Aim of the exercise:
Print all of the data exactly as written.

[Data excerpts]
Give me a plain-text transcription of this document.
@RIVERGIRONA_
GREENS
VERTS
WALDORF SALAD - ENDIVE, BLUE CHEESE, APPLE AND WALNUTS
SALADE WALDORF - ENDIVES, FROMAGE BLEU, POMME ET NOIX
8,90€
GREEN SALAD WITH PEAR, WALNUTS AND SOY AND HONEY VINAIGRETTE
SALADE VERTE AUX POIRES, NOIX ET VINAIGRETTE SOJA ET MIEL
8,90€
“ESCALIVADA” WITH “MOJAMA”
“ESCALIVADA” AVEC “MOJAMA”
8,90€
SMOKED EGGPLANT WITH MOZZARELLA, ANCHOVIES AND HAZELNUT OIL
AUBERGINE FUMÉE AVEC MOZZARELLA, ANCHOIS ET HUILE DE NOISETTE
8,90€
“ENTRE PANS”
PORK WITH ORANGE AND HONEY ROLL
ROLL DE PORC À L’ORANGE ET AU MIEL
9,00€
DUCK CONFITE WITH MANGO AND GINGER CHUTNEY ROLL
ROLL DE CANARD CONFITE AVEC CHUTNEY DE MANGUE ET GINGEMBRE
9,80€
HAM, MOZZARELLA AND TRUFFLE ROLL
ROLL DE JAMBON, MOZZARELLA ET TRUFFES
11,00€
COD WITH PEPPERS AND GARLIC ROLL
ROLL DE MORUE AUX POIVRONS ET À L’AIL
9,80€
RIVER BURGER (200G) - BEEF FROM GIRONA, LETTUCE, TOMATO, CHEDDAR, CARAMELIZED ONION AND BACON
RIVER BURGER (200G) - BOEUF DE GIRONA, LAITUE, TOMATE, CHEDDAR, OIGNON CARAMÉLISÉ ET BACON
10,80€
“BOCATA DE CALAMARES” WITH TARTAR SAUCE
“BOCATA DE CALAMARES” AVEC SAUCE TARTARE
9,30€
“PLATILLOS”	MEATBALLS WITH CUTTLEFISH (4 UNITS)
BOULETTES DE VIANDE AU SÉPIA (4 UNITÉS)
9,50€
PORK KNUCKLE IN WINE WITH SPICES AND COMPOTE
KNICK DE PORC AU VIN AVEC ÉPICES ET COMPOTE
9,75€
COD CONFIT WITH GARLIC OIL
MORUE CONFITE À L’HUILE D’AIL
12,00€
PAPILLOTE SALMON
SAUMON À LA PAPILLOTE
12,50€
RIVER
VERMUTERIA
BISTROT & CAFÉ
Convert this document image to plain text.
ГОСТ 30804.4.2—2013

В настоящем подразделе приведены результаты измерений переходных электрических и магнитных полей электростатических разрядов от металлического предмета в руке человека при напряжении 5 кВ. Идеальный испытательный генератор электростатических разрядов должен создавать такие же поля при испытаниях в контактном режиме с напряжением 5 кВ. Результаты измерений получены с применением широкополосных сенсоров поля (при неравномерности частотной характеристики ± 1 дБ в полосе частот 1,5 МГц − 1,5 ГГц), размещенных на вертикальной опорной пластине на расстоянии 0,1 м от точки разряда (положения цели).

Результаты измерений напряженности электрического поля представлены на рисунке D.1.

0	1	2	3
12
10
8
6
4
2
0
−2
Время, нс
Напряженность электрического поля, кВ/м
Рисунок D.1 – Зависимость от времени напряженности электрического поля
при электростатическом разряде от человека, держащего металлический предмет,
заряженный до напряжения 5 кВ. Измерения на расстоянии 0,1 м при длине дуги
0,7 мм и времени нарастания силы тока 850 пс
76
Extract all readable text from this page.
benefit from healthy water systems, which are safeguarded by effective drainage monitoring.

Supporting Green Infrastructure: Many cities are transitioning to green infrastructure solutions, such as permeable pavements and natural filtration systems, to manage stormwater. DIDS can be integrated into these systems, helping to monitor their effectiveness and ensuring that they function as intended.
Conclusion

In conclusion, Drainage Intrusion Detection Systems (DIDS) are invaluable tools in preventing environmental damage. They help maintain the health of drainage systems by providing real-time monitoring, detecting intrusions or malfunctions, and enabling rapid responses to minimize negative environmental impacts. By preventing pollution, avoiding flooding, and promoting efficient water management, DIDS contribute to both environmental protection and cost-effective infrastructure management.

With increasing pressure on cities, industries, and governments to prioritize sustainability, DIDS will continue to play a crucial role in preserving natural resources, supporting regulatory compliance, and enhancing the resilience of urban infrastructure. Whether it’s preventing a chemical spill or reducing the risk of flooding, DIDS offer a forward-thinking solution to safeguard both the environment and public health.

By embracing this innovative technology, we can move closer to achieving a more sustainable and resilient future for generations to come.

Exercise solution:
Give me a plain-text transcription of this document.
@RIVERGIRONA_
GREENS
VERTS
WALDORF SALAD - ENDIVE, BLUE CHEESE, APPLE AND WALNUTS
SALADE WALDORF - ENDIVES, FROMAGE BLEU, POMME ET NOIX
8,90€
GREEN SALAD WITH PEAR, WALNUTS AND SOY AND HONEY VINAIGRETTE
SALADE VERTE AUX POIRES, NOIX ET VINAIGRETTE SOJA ET MIEL
8,90€
“ESCALIVADA” WITH “MOJAMA”
“ESCALIVADA” AVEC “MOJAMA”
8,90€
SMOKED EGGPLANT WITH MOZZARELLA, ANCHOVIES AND HAZELNUT OIL
AUBERGINE FUMÉE AVEC MOZZARELLA, ANCHOIS ET HUILE DE NOISETTE
8,90€
“ENTRE PANS”
PORK WITH ORANGE AND HONEY ROLL
ROLL DE PORC À L’ORANGE ET AU MIEL
9,00€
DUCK CONFITE WITH MANGO AND GINGER CHUTNEY ROLL
ROLL DE CANARD CONFITE AVEC CHUTNEY DE MANGUE ET GINGEMBRE
9,80€
HAM, MOZZARELLA AND TRUFFLE ROLL
ROLL DE JAMBON, MOZZARELLA ET TRUFFES
11,00€
COD WITH PEPPERS AND GARLIC ROLL
ROLL DE MORUE AUX POIVRONS ET À L’AIL
9,80€
RIVER BURGER (200G) - BEEF FROM GIRONA, LETTUCE, TOMATO, CHEDDAR, CARAMELIZED ONION AND BACON
RIVER BURGER (200G) - BOEUF DE GIRONA, LAITUE, TOMATE, CHEDDAR, OIGNON CARAMÉLISÉ ET BACON
10,80€
“BOCATA DE CALAMARES” WITH TARTAR SAUCE
“BOCATA DE CALAMARES” AVEC SAUCE TARTARE
9,30€
“PLATILLOS”	MEATBALLS WITH CUTTLEFISH (4 UNITS)
BOULETTES DE VIANDE AU SÉPIA (4 UNITÉS)
9,50€
PORK KNUCKLE IN WINE WITH SPICES AND COMPOTE
KNICK DE PORC AU VIN AVEC ÉPICES ET COMPOTE
9,75€
COD CONFIT WITH GARLIC OIL
MORUE CONFITE À L’HUILE D’AIL
12,00€
PAPILLOTE SALMON
SAUMON À LA PAPILLOTE
12,50€
RIVER
VERMUTERIA
BISTROT & CAFÉ
Convert this document image to plain text.
ГОСТ 30804.4.2—2013

В настоящем подразделе приведены результаты измерений переходных электрических и магнитных полей электростатических разрядов от металлического предмета в руке человека при напряжении 5 кВ. Идеальный испытательный генератор электростатических разрядов должен создавать такие же поля при испытаниях в контактном режиме с напряжением 5 кВ. Результаты измерений получены с применением широкополосных сенсоров поля (при неравномерности частотной характеристики ± 1 дБ в полосе частот 1,5 МГц − 1,5 ГГц), размещенных на вертикальной опорной пластине на расстоянии 0,1 м от точки разряда (положения цели).

Результаты измерений напряженности электрического поля представлены на рисунке D.1.

0	1	2	3
12
10
8
6
4
2
0
−2
Время, нс
Напряженность электрического поля, кВ/м
Рисунок D.1 – Зависимость от времени напряженности электрического поля
при электростатическом разряде от человека, держащего металлический предмет,
заряженный до напряжения 5 кВ. Измерения на расстоянии 0,1 м при длине дуги
0,7 мм и времени нарастания силы тока 850 пс
76
Extract all readable text from this page.
benefit from healthy water systems, which are safeguarded by effective drainage monitoring.

Supporting Green Infrastructure: Many cities are transitioning to green infrastructure solutions, such as permeable pavements and natural filtration systems, to manage stormwater. DIDS can be integrated into these systems, helping to monitor their effectiveness and ensuring that they function as intended.
Conclusion

In conclusion, Drainage Intrusion Detection Systems (DIDS) are invaluable tools in preventing environmental damage. They help maintain the health of drainage systems by providing real-time monitoring, detecting intrusions or malfunctions, and enabling rapid responses to minimize negative environmental impacts. By preventing pollution, avoiding flooding, and promoting efficient water management, DIDS contribute to both environmental protection and cost-effective infrastructure management.

With increasing pressure on cities, industries, and governments to prioritize sustainability, DIDS will continue to play a crucial role in preserving natural resources, supporting regulatory compliance, and enhancing the resilience of urban infrastructure. Whether it’s preventing a chemical spill or reducing the risk of flooding, DIDS offer a forward-thinking solution to safeguard both the environment and public health.

By embracing this innovative technology, we can move closer to achieving a more sustainable and resilient future for generations to come.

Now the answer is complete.